> [CONSIGNE]: Selon le texte fourni, combien de personnes l'hôtel de Skagg's-Station peut-il recevoir ?

> [TEXTE FOURNI]:
-------

Notre cocher se riait du danger, car c’est une opinion bien arrêtée chez ces hommes que, plus ils franchissent rapidement les passages dangereux, plus ils ont de chance d’échapper aux accidens. On est facilement de leur avis, à la condition toutefois qu’ils soient d’habiles conducteurs ; ils sont plus maîtres de la direction de leurs chevaux vigoureusement lancés que s’ils allaient au pas. L’expérience d’ailleurs a confirmé le fait, surtout en pays de montagne ; on verra jusqu’à quel point nous l’avons acquise nous-mêmes dans le cours de ce voyage.

Skagg’s-Station est le nom donné à un établissement d’eaux sulfureuses de création récente dans une délicieuse situation. Au fond d’un vallon, presque dans le lit dévasté d’un torrent, on a construit un hôtel en bois entouré de tous côtés, selon l’usage du pays, de larges promenoirs couverts formant balcon. Près de là sortent de terre des sources thermo-sulfureuses dont la température est bien supérieure à celle du bain. Dans le pays, où les affections rhumatismales sont nombreuses, elles ont la réputation de convenir spécialement à une catégorie de rhumatisans ; la beauté des lieux attire en été autant de curieux que de malades. Quoique assez vaste, l’hôtel ne peut recevoir qu’une soixantaine de personnes. Nous le trouvâmes envahi par plus de cent voyageurs, logés les uns sur les autres : la salle à manger et même le salon étaient transformés pendant la nuit en chambres à coucher. Nous allions encore augmenter cet encombrement, et en qualité de derniers arrivans nous résigner à une nuit d’insomnie, lorsque je proposai de revenir sur nos pas jusqu’à Healdsburg, afin d’y prendre au moins quelques heures de repos dans un bon lit.

-------

Listes des régions d'éléments
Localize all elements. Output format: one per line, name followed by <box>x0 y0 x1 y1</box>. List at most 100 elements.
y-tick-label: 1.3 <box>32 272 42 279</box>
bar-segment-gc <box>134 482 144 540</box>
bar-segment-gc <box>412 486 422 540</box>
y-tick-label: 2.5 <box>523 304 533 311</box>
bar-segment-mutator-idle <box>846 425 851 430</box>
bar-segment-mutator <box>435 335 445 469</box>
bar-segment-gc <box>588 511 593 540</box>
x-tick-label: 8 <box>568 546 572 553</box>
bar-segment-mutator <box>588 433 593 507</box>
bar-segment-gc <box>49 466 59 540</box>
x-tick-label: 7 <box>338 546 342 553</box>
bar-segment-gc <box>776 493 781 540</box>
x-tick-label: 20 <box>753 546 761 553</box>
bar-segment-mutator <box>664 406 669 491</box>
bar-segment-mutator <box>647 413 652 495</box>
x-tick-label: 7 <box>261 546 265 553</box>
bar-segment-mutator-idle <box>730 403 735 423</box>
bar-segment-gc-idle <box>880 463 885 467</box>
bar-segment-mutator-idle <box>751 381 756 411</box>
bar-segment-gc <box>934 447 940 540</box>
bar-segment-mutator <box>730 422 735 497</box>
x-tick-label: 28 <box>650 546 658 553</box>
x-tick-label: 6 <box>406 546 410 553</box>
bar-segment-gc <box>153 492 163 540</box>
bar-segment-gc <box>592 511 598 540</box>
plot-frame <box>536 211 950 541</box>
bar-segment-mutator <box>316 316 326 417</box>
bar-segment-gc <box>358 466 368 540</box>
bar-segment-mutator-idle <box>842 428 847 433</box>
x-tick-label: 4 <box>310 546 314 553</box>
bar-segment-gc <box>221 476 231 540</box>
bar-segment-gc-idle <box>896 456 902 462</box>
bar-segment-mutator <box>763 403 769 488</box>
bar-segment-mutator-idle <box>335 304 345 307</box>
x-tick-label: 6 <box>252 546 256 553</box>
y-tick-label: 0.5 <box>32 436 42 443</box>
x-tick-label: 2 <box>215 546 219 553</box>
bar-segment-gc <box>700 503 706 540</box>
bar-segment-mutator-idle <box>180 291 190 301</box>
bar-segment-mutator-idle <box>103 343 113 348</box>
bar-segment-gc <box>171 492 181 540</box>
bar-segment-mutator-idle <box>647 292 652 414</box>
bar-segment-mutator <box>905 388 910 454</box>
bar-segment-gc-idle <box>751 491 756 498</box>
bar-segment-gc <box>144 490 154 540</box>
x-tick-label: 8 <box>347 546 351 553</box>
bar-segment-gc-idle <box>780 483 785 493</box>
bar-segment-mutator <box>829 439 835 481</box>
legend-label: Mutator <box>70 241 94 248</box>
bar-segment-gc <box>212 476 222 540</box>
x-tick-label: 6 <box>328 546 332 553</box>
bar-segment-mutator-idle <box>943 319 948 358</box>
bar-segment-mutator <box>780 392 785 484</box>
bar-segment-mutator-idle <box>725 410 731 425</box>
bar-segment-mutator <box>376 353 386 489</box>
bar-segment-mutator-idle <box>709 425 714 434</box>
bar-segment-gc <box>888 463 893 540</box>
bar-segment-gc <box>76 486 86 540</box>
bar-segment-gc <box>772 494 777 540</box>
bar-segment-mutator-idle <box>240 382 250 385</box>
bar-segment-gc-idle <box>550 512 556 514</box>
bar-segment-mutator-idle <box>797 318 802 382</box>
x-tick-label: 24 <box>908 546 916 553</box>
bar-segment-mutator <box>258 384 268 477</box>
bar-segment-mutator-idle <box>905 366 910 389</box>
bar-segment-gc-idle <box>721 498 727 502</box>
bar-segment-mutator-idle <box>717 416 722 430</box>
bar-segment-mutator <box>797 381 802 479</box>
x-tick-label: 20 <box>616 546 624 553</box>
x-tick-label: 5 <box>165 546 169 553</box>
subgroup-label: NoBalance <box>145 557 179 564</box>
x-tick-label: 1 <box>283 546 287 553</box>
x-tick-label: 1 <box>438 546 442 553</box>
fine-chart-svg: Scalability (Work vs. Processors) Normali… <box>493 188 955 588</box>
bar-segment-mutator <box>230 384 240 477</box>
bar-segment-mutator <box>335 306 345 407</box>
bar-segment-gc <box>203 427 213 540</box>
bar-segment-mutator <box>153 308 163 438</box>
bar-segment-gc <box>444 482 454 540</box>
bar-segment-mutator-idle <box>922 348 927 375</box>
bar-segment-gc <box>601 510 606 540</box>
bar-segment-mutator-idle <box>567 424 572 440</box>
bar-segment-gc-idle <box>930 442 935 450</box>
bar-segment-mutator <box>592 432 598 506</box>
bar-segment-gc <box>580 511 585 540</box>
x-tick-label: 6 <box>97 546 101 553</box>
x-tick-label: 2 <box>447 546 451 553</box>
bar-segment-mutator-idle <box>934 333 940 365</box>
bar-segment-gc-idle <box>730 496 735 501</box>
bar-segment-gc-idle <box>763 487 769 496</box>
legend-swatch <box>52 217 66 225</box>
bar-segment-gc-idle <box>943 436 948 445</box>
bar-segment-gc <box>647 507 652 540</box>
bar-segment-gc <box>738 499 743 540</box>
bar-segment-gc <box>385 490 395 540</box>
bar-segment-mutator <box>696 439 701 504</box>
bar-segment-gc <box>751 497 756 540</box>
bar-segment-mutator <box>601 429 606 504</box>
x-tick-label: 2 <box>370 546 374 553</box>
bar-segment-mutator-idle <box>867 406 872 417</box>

-------

> [RÉSULTAT]: Une soixantaine de personnes.